= Given request =
Write out the data below in full. Keep it exact.

[Information provided start]

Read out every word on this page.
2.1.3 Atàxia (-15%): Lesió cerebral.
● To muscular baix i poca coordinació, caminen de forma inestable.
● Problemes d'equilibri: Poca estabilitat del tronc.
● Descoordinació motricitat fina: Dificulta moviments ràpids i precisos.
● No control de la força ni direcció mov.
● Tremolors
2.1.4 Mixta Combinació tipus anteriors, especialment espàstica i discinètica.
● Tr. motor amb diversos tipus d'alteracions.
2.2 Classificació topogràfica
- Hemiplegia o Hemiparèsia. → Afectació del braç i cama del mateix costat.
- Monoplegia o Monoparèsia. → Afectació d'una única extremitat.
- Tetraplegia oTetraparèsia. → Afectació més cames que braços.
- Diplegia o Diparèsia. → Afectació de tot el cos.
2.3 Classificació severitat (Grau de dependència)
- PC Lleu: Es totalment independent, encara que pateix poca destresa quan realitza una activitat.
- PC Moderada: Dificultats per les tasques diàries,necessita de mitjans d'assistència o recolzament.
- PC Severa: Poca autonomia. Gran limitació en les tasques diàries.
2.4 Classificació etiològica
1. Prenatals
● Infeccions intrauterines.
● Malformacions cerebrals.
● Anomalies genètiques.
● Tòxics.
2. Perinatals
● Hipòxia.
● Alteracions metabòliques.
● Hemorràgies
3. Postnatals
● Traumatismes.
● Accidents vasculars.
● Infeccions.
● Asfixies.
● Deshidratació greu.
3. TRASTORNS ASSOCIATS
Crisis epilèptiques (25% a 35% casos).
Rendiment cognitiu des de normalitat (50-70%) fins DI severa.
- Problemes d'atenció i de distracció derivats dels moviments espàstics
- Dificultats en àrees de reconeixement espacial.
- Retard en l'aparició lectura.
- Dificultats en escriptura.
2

[Information provided end]

= Reply =
Read out every word on this page.
2.1.3 Atàxia (-15%): Lesió cerebral.
● To muscular baix i poca coordinació, caminen de forma inestable.
● Problemes d'equilibri: Poca estabilitat del tronc.
● Descoordinació motricitat fina: Dificulta moviments ràpids i precisos.
● No control de la força ni direcció mov.
● Tremolors
2.1.4 Mixta Combinació tipus anteriors, especialment espàstica i discinètica.
● Tr. motor amb diversos tipus d'alteracions.
2.2 Classificació topogràfica
- Hemiplegia o Hemiparèsia. → Afectació del braç i cama del mateix costat.
- Monoplegia o Monoparèsia. → Afectació d'una única extremitat.
- Tetraplegia oTetraparèsia. → Afectació més cames que braços.
- Diplegia o Diparèsia. → Afectació de tot el cos.
2.3 Classificació severitat (Grau de dependència)
- PC Lleu: Es totalment independent, encara que pateix poca destresa quan realitza una activitat.
- PC Moderada: Dificultats per les tasques diàries,necessita de mitjans d'assistència o recolzament.
- PC Severa: Poca autonomia. Gran limitació en les tasques diàries.
2.4 Classificació etiològica
1. Prenatals
● Infeccions intrauterines.
● Malformacions cerebrals.
● Anomalies genètiques.
● Tòxics.
2. Perinatals
● Hipòxia.
● Alteracions metabòliques.
● Hemorràgies
3. Postnatals
● Traumatismes.
● Accidents vasculars.
● Infeccions.
● Asfixies.
● Deshidratació greu.
3. TRASTORNS ASSOCIATS
Crisis epilèptiques (25% a 35% casos).
Rendiment cognitiu des de normalitat (50-70%) fins DI severa.
- Problemes d'atenció i de distracció derivats dels moviments espàstics
- Dificultats en àrees de reconeixement espacial.
- Retard en l'aparició lectura.
- Dificultats en escriptura.
2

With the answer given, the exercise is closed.